>> BEGIN

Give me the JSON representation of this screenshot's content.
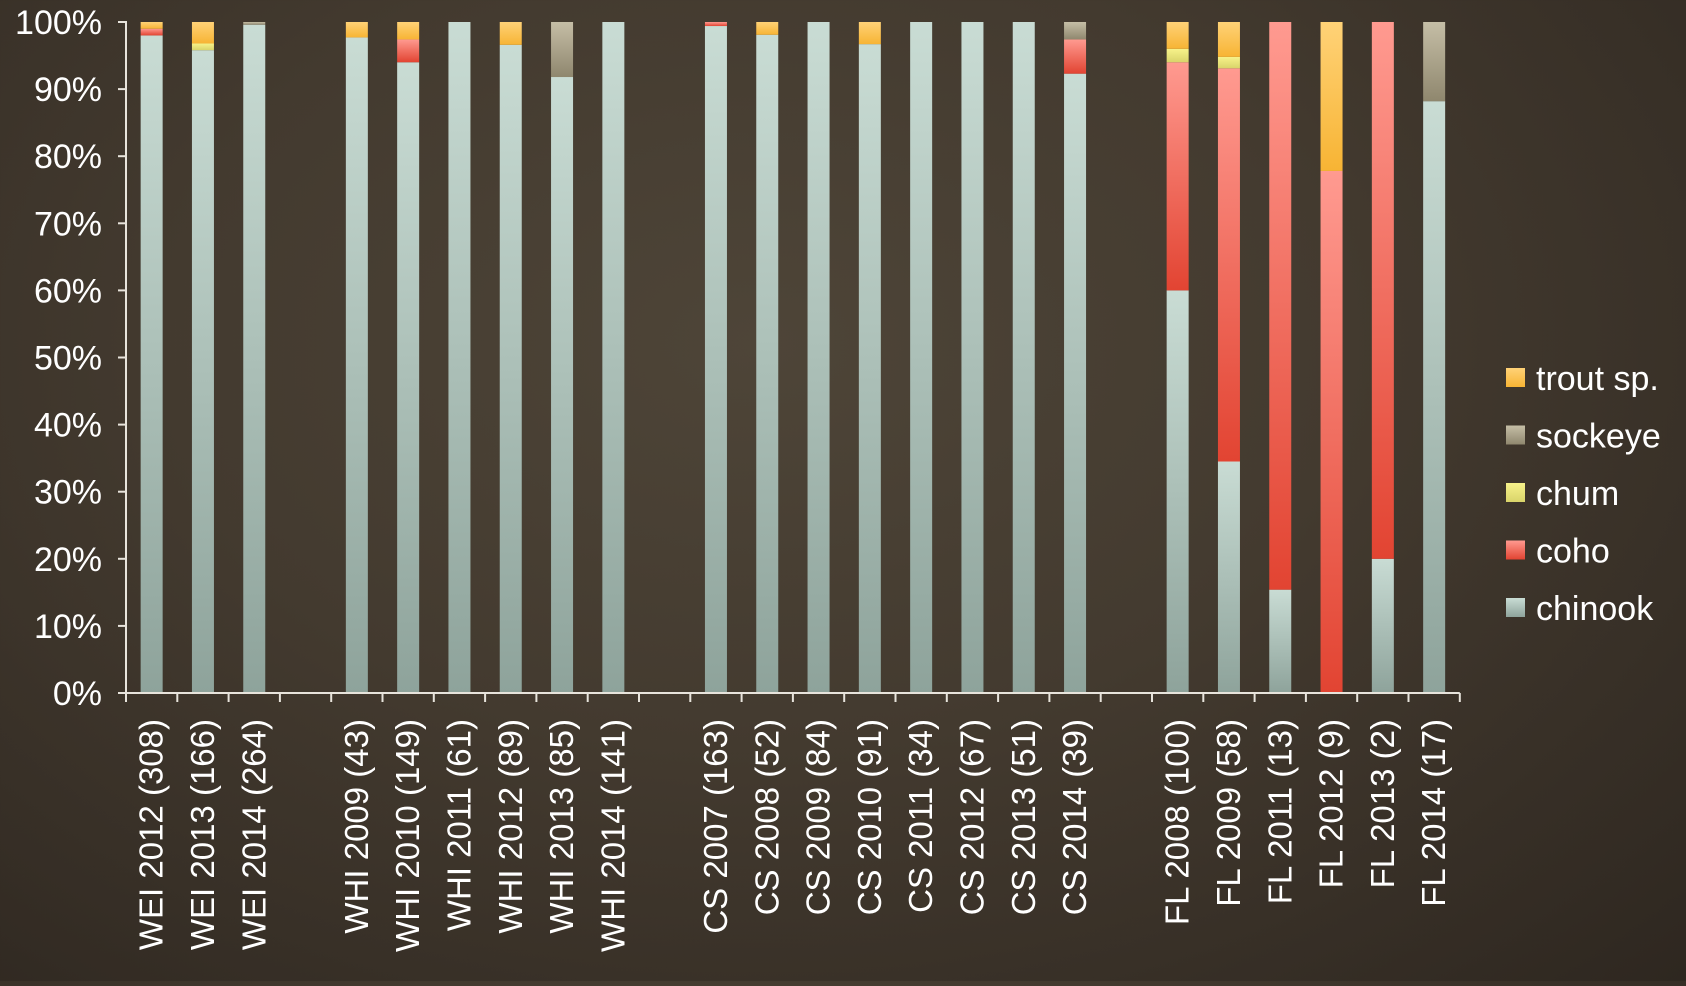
{
  "chart_data": {
    "type": "bar",
    "stacked": true,
    "percent": true,
    "ylim": [
      0,
      100
    ],
    "yticks": [
      "0%",
      "10%",
      "20%",
      "30%",
      "40%",
      "50%",
      "60%",
      "70%",
      "80%",
      "90%",
      "100%"
    ],
    "legend_position": "right",
    "groups": [
      [
        "WEI 2012 (308)",
        "WEI 2013 (166)",
        "WEI 2014 (264)"
      ],
      [
        "WHI 2009 (43)",
        "WHI 2010 (149)",
        "WHI 2011 (61)",
        "WHI 2012 (89)",
        "WHI 2013 (85)",
        "WHI 2014 (141)"
      ],
      [
        "CS 2007 (163)",
        "CS 2008 (52)",
        "CS 2009 (84)",
        "CS 2010 (91)",
        "CS 2011 (34)",
        "CS 2012 (67)",
        "CS 2013 (51)",
        "CS 2014 (39)"
      ],
      [
        "FL 2008 (100)",
        "FL 2009 (58)",
        "FL 2011 (13)",
        "FL 2012 (9)",
        "FL 2013 (2)",
        "FL 2014 (17)"
      ]
    ],
    "categories": [
      "WEI 2012 (308)",
      "WEI 2013 (166)",
      "WEI 2014 (264)",
      "WHI 2009 (43)",
      "WHI 2010 (149)",
      "WHI 2011 (61)",
      "WHI 2012 (89)",
      "WHI 2013 (85)",
      "WHI 2014 (141)",
      "CS 2007 (163)",
      "CS 2008 (52)",
      "CS 2009 (84)",
      "CS 2010 (91)",
      "CS 2011 (34)",
      "CS 2012 (67)",
      "CS 2013 (51)",
      "CS 2014 (39)",
      "FL 2008 (100)",
      "FL 2009 (58)",
      "FL 2011 (13)",
      "FL 2012 (9)",
      "FL 2013 (2)",
      "FL 2014 (17)"
    ],
    "series": [
      {
        "name": "chinook",
        "color_top": "#c9dcd4",
        "color_bottom": "#8ea39b",
        "values": [
          98.0,
          95.8,
          99.6,
          97.7,
          94.0,
          100,
          96.6,
          91.8,
          100,
          99.4,
          98.1,
          100,
          96.7,
          100,
          100,
          100,
          92.3,
          60.0,
          34.5,
          15.4,
          0,
          20.0,
          88.2
        ]
      },
      {
        "name": "coho",
        "color_top": "#ff9a90",
        "color_bottom": "#e24432",
        "values": [
          1.0,
          0,
          0,
          0,
          3.4,
          0,
          0,
          0,
          0,
          0.6,
          0,
          0,
          0,
          0,
          0,
          0,
          5.1,
          34.0,
          58.6,
          84.6,
          77.8,
          80.0,
          0
        ]
      },
      {
        "name": "chum",
        "color_top": "#f7f28a",
        "color_bottom": "#d9d46a",
        "values": [
          0,
          1.0,
          0,
          0,
          0,
          0,
          0,
          0,
          0,
          0,
          0,
          0,
          0,
          0,
          0,
          0,
          0,
          2.0,
          1.7,
          0,
          0,
          0,
          0
        ]
      },
      {
        "name": "sockeye",
        "color_top": "#c5bea6",
        "color_bottom": "#8f876e",
        "values": [
          0,
          0,
          0.4,
          0,
          0,
          0,
          0,
          8.2,
          0,
          0,
          0,
          0,
          0,
          0,
          0,
          0,
          2.6,
          0,
          0,
          0,
          0,
          0,
          11.8
        ]
      },
      {
        "name": "trout sp.",
        "color_top": "#ffd277",
        "color_bottom": "#f7b434",
        "values": [
          1.0,
          3.2,
          0,
          2.3,
          2.6,
          0,
          3.4,
          0,
          0,
          0,
          1.9,
          0,
          3.3,
          0,
          0,
          0,
          0,
          4.0,
          5.2,
          0,
          22.2,
          0,
          0
        ]
      }
    ],
    "legend_order": [
      "trout sp.",
      "sockeye",
      "chum",
      "coho",
      "chinook"
    ]
  }
}
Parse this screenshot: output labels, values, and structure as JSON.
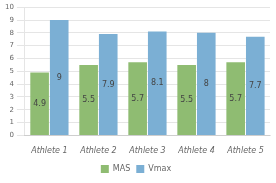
{
  "chart_data": {
    "type": "bar",
    "categories": [
      "Athlete 1",
      "Athlete 2",
      "Athlete 3",
      "Athlete 4",
      "Athlete 5"
    ],
    "series": [
      {
        "name": "MAS",
        "color": "#8fbc72",
        "values": [
          4.9,
          5.5,
          5.7,
          5.5,
          5.7
        ]
      },
      {
        "name": "Vmax",
        "color": "#7bafd4",
        "values": [
          9,
          7.9,
          8.1,
          8,
          7.7
        ]
      }
    ],
    "ylim": [
      0,
      10
    ],
    "yticks": [
      0,
      1,
      2,
      3,
      4,
      5,
      6,
      7,
      8,
      9,
      10
    ],
    "grid": true,
    "legend": "bottom",
    "data_labels": true
  }
}
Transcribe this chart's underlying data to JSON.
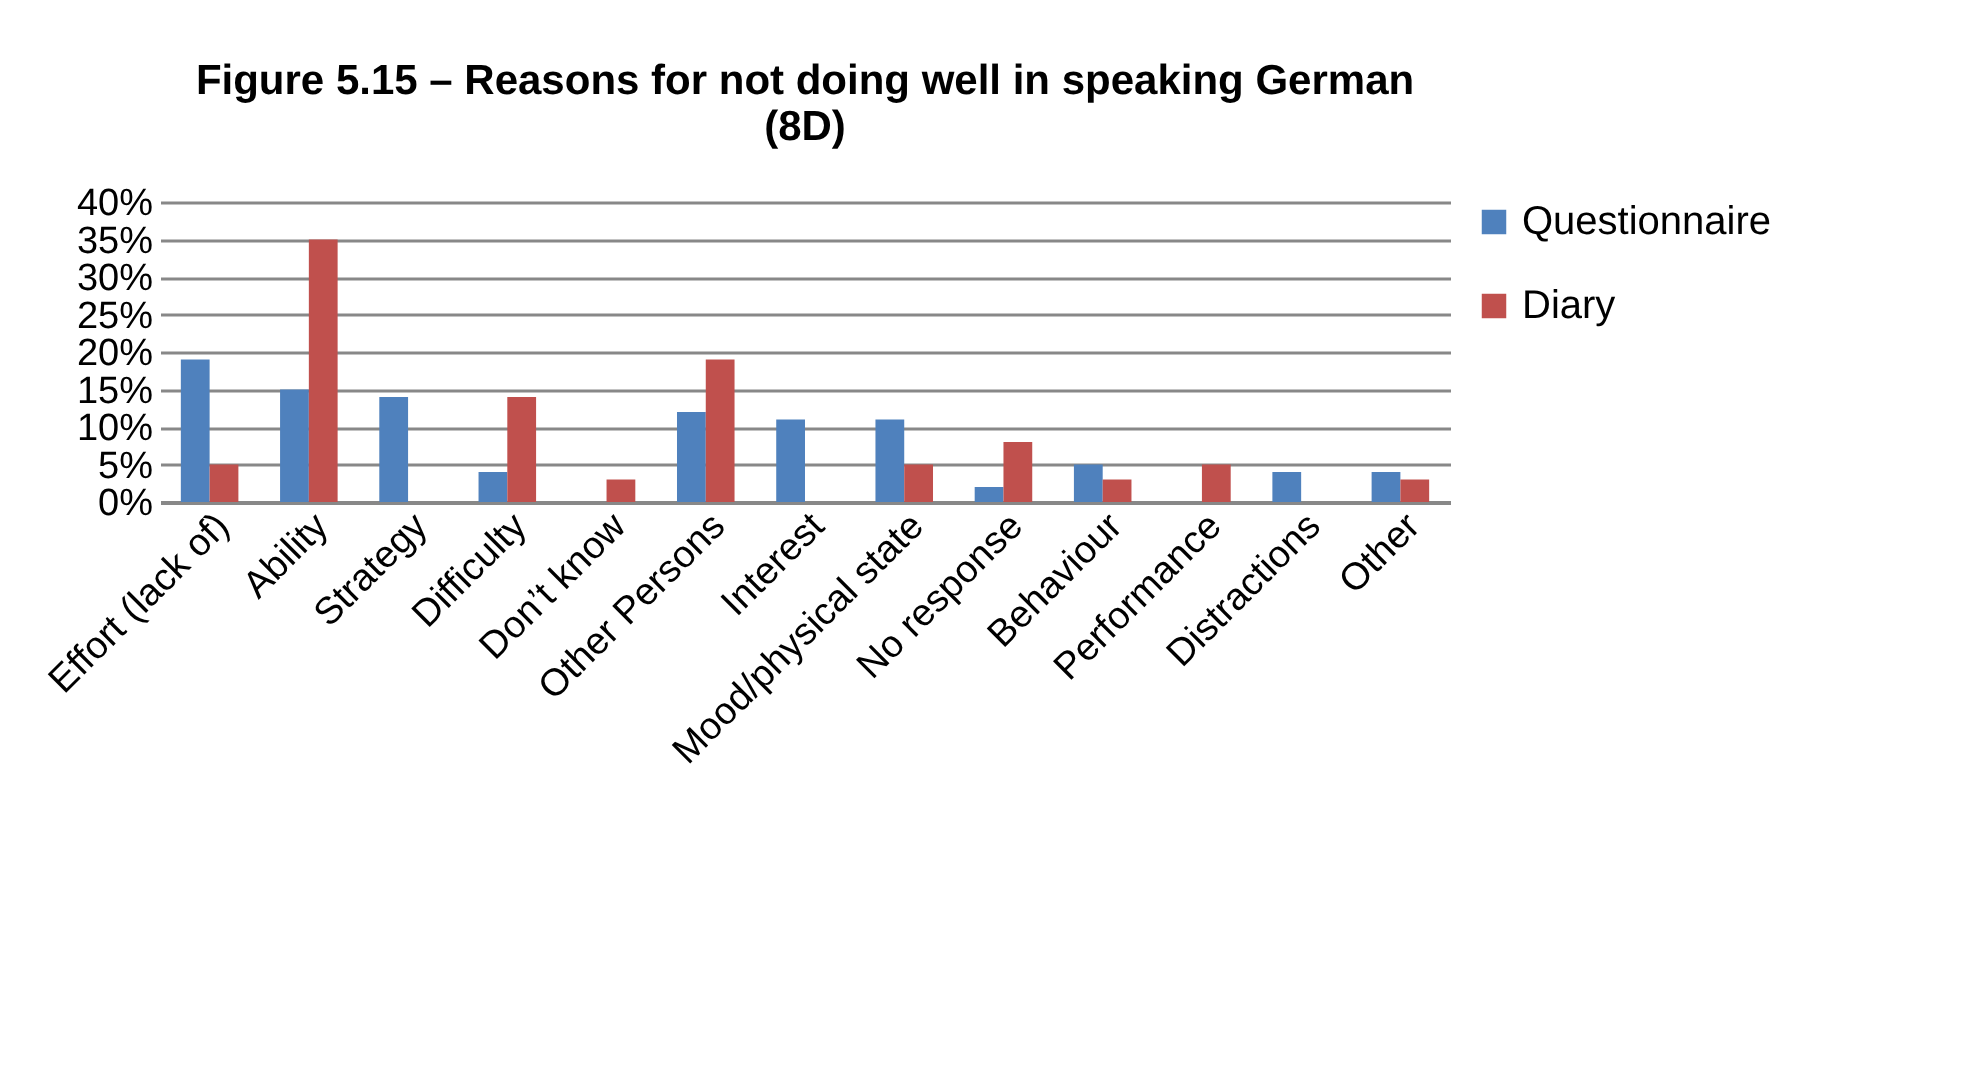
{
  "chart_data": {
    "type": "bar",
    "title": "Figure 5.15 – Reasons for not doing well in speaking German\n(8D)",
    "categories": [
      "Effort (lack of)",
      "Ability",
      "Strategy",
      "Difficulty",
      "Don’t know",
      "Other Persons",
      "Interest",
      "Mood/physical state",
      "No response",
      "Behaviour",
      "Performance",
      "Distractions",
      "Other"
    ],
    "series": [
      {
        "name": "Questionnaire",
        "color": "#4f81bd",
        "values": [
          19,
          15,
          14,
          4,
          null,
          12,
          11,
          11,
          2,
          5,
          null,
          4,
          4
        ]
      },
      {
        "name": "Diary",
        "color": "#c0504d",
        "values": [
          5,
          35,
          null,
          14,
          3,
          19,
          null,
          5,
          8,
          3,
          5,
          null,
          3
        ]
      }
    ],
    "ylim": [
      0,
      40
    ],
    "yticks": [
      {
        "value": 0,
        "label": "0%"
      },
      {
        "value": 5,
        "label": "5%"
      },
      {
        "value": 10,
        "label": "10%"
      },
      {
        "value": 15,
        "label": "15%"
      },
      {
        "value": 20,
        "label": "20%"
      },
      {
        "value": 25,
        "label": "25%"
      },
      {
        "value": 30,
        "label": "30%"
      },
      {
        "value": 35,
        "label": "35%"
      },
      {
        "value": 40,
        "label": "40%"
      }
    ],
    "grid": "y",
    "legend": "right"
  }
}
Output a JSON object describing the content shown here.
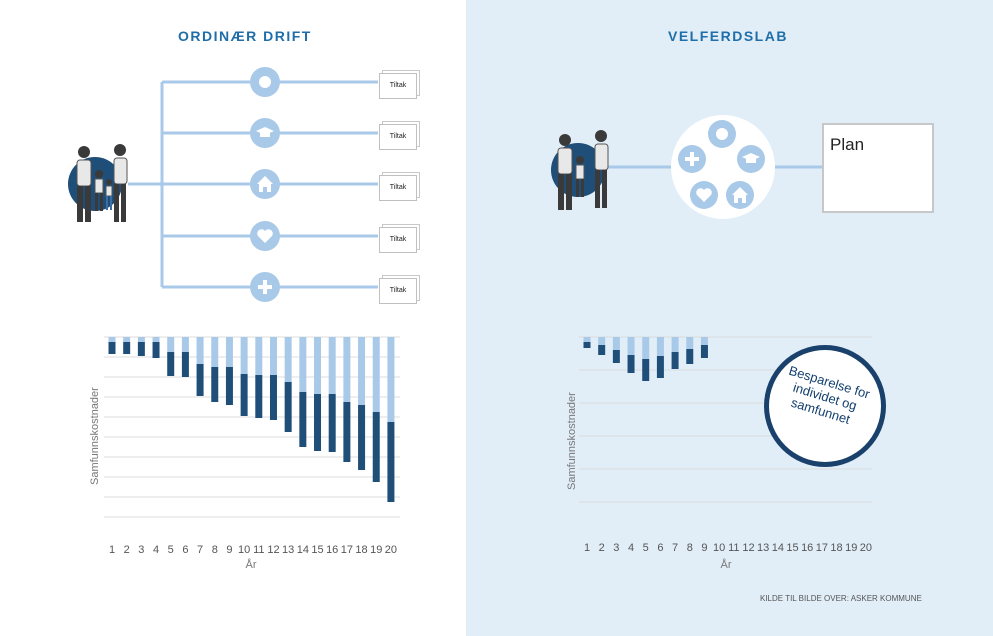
{
  "left": {
    "title": "ORDINÆR DRIFT",
    "services": [
      {
        "icon": "circle-icon",
        "tiltak": "Tiltak"
      },
      {
        "icon": "graduation-cap-icon",
        "tiltak": "Tiltak"
      },
      {
        "icon": "house-icon",
        "tiltak": "Tiltak"
      },
      {
        "icon": "heart-icon",
        "tiltak": "Tiltak"
      },
      {
        "icon": "plus-icon",
        "tiltak": "Tiltak"
      }
    ]
  },
  "right": {
    "title": "VELFERDSLAB",
    "plan_label": "Plan",
    "badge": "Besparelse for individet og samfunnet",
    "source": "KILDE TIL BILDE OVER: ASKER KOMMUNE"
  },
  "colors": {
    "dark_bar": "#1f4e79",
    "light_bar": "#a9c9e8",
    "accent": "#1f6ea9",
    "line": "#a9c9e8"
  },
  "chart_data": [
    {
      "type": "bar",
      "panel": "ORDINÆR DRIFT",
      "xlabel": "År",
      "ylabel": "Samfunnskostnader",
      "categories": [
        1,
        2,
        3,
        4,
        5,
        6,
        7,
        8,
        9,
        10,
        11,
        12,
        13,
        14,
        15,
        16,
        17,
        18,
        19,
        20
      ],
      "light_values": [
        5,
        5,
        5,
        5,
        15,
        15,
        27,
        30,
        30,
        37,
        38,
        38,
        45,
        55,
        57,
        57,
        65,
        68,
        75,
        85
      ],
      "dark_values": [
        12,
        12,
        14,
        16,
        24,
        25,
        32,
        35,
        38,
        42,
        43,
        45,
        50,
        55,
        57,
        58,
        60,
        65,
        70,
        80
      ],
      "ylim": [
        0,
        185
      ]
    },
    {
      "type": "bar",
      "panel": "VELFERDSLAB",
      "xlabel": "År",
      "ylabel": "Samfunnskostnader",
      "categories": [
        1,
        2,
        3,
        4,
        5,
        6,
        7,
        8,
        9,
        10,
        11,
        12,
        13,
        14,
        15,
        16,
        17,
        18,
        19,
        20
      ],
      "light_values": [
        5,
        8,
        13,
        18,
        22,
        19,
        15,
        12,
        8
      ],
      "dark_values": [
        6,
        10,
        13,
        18,
        22,
        22,
        17,
        15,
        13
      ],
      "ylim": [
        0,
        165
      ]
    }
  ]
}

>> END

STATED GOAL: Pull out every line of the entries that includes the word "panel".

TASK OUTPUT:
      "panel": "ORDINÆR DRIFT",
      "panel": "VELFERDSLAB",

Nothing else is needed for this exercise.